In the data, extract each line that holds the string "traitement".
— Start of DATA IN THIS EXERCISE —
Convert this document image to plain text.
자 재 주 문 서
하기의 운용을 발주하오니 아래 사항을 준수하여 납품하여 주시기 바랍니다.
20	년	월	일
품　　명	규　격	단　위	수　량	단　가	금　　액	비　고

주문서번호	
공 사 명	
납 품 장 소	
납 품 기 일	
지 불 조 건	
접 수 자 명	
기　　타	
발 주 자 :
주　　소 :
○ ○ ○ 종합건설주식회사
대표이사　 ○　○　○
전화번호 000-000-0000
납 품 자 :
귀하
— End of DATA IN THIS EXERCISE —
— Start of DATA IN THIS EXERCISE —
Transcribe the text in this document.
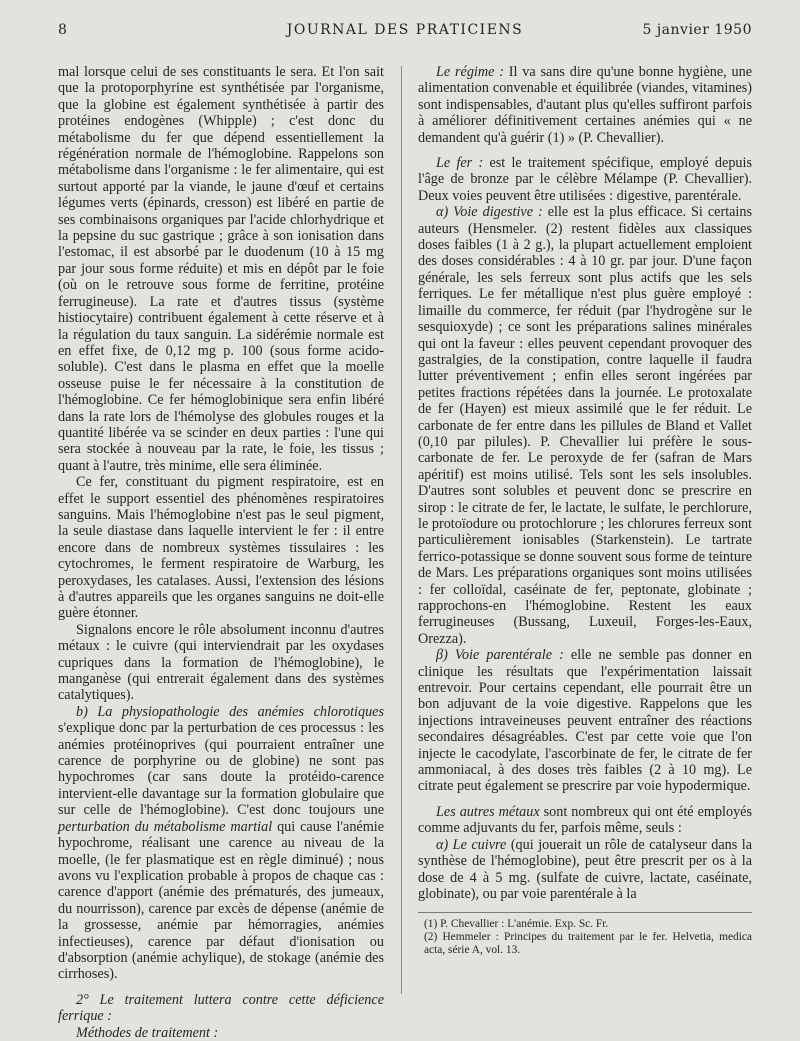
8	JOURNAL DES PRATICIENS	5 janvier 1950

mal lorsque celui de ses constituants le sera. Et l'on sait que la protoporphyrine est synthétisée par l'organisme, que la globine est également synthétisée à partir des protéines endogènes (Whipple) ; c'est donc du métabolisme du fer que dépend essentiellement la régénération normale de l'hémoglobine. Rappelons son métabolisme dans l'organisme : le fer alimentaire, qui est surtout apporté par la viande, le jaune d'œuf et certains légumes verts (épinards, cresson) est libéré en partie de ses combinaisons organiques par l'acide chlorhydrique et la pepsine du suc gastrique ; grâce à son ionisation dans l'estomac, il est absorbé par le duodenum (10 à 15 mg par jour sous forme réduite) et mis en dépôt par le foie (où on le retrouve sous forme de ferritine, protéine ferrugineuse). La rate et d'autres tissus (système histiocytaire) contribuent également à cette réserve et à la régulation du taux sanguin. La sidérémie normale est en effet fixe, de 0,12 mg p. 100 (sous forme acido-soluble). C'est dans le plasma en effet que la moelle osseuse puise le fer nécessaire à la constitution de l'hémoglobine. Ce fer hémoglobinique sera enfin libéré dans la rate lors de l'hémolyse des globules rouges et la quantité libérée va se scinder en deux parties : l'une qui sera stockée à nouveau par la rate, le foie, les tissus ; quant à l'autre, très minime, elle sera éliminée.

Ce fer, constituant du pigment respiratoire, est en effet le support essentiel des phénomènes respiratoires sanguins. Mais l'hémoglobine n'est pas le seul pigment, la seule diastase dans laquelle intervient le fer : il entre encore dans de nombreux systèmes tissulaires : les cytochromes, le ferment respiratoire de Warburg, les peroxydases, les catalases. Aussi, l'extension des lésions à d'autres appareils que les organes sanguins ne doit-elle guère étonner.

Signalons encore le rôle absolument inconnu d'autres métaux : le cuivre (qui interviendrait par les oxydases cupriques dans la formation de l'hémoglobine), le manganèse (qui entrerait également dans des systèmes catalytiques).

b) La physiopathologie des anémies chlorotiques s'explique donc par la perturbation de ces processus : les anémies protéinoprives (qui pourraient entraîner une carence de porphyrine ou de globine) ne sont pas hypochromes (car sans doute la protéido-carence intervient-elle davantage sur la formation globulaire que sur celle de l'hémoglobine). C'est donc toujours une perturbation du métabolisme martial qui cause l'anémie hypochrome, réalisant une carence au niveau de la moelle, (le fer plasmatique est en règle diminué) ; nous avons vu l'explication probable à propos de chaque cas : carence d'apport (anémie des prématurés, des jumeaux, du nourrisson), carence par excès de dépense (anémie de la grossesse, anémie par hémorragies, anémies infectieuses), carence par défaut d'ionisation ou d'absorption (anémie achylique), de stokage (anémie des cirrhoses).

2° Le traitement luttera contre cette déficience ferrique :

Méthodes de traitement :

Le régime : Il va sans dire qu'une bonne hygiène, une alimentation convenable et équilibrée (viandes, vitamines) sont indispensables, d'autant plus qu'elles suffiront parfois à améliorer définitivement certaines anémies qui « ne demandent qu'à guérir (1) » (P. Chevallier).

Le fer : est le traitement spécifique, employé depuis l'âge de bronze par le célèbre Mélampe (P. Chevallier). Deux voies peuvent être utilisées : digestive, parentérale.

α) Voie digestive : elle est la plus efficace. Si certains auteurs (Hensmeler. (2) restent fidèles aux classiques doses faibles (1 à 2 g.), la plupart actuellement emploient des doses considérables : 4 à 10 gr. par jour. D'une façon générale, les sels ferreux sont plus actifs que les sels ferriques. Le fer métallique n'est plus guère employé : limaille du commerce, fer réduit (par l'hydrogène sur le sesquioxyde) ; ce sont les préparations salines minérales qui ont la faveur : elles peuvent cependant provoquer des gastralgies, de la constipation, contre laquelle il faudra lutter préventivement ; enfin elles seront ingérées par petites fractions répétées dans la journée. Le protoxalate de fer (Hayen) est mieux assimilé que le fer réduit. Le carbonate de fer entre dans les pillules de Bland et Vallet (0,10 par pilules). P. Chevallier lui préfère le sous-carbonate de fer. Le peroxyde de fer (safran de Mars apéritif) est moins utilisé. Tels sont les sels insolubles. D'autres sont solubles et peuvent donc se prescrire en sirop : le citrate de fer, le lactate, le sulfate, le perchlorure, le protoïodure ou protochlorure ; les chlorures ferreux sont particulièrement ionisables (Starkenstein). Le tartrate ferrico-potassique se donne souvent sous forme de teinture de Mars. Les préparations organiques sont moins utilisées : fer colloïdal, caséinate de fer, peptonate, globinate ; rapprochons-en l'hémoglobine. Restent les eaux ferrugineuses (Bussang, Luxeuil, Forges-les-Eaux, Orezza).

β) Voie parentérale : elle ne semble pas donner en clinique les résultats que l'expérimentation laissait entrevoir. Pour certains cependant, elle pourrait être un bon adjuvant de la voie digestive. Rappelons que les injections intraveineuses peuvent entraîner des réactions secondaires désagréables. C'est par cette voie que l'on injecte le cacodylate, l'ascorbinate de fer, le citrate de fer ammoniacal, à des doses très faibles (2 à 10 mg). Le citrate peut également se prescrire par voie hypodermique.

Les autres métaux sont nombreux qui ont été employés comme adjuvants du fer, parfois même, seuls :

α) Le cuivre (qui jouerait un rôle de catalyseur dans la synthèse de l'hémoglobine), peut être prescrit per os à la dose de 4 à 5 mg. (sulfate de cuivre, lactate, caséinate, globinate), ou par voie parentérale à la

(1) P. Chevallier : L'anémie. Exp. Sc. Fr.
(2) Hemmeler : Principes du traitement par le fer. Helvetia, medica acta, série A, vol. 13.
— End of DATA IN THIS EXERCISE —
[RESULT OF THE EXERCISE]
2° Le traitement luttera contre cette déficience ferrique :
Méthodes de traitement :
Le fer : est le traitement spécifique, employé depuis l'âge de bronze par le célèbre Mélampe (P. Chevallier). Deux voies peuvent être utilisées : digestive, parentérale.
(2) Hemmeler : Principes du traitement par le fer. Helvetia, medica acta, série A, vol. 13.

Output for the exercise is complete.